◆ **节选文本**:
我感觉,听到这里,苗欣的妈妈已经被镇住了。在她那比较单纯、简单的世界里,可能从来没有意识到,女儿的内心其实有这样的需求和烦恼。
既然苗欣现在已经有了明显的症状和精神心理问题,那到底该怎么办?尤其是,她在国外屡屡发生人际关系矛盾,到底要不要回去继续学业?这是苗欣和家人最关心的问题。
何主任没有就此打住。他继续就苗欣的问题提供了高效的心理治疗方案,考虑到苗欣的具体情况,他针对苗欣及其家人可以如何积极应对;并对“回不回去继续读书”这个现实问题,提供了有具有操作性的针对性建议。
写在最后:
可能是因为苗欣真的特别聪慧、有想法,何主任在这次面诊中,提供的深入分析和具体的建议特别多,跟他们交谈时也特别投入、有感染力。

◆ **所给材料**:
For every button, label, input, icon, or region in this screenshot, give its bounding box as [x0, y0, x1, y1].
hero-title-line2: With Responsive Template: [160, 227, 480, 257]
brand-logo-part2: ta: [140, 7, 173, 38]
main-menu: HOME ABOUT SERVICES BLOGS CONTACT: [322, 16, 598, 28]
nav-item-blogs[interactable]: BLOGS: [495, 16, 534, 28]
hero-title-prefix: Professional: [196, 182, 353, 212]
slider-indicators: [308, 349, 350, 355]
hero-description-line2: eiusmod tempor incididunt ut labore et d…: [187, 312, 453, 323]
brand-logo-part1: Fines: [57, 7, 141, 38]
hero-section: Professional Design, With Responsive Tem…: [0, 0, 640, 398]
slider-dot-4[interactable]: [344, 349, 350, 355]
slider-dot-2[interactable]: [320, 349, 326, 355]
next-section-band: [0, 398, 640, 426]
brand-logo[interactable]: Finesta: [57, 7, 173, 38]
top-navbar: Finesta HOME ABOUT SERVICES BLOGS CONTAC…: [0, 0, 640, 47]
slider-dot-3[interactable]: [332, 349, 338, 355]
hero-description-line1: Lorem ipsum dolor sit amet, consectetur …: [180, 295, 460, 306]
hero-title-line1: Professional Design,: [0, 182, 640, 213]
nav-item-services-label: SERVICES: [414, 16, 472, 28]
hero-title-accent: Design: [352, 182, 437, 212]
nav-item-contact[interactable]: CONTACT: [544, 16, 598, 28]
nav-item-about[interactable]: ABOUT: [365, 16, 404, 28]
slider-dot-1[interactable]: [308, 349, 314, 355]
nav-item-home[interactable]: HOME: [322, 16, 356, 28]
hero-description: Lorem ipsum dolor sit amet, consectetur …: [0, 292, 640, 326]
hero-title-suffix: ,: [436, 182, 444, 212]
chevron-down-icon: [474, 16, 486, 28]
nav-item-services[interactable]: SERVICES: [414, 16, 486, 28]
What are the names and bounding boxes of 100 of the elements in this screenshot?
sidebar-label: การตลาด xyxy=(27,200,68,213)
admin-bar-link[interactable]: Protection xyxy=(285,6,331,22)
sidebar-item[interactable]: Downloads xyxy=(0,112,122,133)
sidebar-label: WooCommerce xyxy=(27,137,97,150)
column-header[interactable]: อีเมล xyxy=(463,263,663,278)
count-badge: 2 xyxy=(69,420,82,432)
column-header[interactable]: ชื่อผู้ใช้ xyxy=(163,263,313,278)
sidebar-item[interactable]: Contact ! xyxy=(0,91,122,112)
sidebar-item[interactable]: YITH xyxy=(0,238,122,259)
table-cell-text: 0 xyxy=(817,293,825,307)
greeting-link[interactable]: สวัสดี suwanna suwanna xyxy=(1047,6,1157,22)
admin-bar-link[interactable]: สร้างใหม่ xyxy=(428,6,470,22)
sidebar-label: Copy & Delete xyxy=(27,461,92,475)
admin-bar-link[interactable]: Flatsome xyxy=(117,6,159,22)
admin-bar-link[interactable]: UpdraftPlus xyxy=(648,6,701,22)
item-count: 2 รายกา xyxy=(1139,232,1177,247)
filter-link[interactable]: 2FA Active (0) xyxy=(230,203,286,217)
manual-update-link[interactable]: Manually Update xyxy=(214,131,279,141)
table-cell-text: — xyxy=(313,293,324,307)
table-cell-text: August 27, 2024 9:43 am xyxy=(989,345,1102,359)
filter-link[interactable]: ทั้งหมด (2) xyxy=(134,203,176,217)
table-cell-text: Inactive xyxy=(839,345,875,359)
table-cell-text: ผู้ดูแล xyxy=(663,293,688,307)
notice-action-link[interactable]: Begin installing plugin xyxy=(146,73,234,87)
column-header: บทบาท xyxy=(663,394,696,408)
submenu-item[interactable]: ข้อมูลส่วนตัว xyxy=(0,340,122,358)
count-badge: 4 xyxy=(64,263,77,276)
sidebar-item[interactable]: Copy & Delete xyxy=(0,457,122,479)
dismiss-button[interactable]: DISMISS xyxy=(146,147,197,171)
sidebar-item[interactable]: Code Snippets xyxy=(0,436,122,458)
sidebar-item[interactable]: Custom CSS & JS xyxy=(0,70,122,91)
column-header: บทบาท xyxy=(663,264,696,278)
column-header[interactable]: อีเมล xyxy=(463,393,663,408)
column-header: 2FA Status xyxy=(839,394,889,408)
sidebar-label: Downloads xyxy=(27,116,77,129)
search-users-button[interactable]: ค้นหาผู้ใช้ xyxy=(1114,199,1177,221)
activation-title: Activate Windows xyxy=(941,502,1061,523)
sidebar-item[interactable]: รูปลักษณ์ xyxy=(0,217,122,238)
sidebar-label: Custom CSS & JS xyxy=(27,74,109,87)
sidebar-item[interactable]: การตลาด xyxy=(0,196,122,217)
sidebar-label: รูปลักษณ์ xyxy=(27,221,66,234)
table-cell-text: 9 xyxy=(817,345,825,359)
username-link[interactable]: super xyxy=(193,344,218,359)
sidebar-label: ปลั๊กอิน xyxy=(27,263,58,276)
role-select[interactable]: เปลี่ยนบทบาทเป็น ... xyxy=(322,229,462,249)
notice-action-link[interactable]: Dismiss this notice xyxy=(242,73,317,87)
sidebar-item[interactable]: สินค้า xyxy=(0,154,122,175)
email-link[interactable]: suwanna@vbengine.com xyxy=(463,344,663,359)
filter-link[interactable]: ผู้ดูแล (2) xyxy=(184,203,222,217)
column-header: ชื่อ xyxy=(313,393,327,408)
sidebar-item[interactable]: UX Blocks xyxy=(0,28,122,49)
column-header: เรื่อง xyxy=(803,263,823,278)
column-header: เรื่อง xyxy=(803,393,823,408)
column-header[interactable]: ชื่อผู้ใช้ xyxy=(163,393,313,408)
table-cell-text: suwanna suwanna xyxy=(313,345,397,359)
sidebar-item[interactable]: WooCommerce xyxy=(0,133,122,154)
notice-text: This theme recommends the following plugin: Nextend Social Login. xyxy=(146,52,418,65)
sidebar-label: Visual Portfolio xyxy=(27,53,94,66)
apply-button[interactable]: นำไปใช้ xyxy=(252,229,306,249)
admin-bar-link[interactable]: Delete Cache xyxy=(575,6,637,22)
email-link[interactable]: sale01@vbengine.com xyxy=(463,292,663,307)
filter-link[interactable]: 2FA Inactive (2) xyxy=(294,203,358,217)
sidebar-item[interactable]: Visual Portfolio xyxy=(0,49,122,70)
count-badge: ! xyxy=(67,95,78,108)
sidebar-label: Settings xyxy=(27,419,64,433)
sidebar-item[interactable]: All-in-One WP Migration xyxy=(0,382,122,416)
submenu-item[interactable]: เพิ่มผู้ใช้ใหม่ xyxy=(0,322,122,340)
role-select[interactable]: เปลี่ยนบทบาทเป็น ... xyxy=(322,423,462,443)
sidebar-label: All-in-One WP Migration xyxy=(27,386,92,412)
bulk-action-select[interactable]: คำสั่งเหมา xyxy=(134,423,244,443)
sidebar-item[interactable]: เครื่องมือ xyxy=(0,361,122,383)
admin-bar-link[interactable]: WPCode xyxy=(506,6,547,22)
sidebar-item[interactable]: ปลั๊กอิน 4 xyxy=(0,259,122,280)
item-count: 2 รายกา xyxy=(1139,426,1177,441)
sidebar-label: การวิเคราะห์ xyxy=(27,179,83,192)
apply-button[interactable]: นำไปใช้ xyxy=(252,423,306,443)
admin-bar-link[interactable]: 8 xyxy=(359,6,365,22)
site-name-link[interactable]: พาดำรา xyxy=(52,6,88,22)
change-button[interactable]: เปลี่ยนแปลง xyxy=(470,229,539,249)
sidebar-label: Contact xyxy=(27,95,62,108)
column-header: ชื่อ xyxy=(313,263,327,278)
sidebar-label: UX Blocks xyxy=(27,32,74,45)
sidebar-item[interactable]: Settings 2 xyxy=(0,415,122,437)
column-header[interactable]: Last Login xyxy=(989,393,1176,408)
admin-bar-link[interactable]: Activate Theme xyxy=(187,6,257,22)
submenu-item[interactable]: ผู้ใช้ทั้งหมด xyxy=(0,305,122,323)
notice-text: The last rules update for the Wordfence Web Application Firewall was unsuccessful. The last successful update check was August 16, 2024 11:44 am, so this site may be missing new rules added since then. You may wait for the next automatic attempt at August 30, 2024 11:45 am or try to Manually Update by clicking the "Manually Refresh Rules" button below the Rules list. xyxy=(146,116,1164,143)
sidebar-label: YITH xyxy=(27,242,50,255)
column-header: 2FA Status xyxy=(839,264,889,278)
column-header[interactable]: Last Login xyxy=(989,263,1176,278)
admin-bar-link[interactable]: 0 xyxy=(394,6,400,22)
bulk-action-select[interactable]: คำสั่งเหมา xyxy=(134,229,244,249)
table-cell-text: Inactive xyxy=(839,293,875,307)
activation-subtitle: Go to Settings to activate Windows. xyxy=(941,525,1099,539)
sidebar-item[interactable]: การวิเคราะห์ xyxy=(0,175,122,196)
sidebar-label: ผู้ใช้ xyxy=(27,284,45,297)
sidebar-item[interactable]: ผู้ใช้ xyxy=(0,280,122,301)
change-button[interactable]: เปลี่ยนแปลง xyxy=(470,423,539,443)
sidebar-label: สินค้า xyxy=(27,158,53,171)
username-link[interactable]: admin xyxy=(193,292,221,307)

◆ **任务说明**:
请根据节选文本指出苗欣在国外屡屡发生的是哪一类矛盾。

◆ **练习结果**:
人际关系矛盾。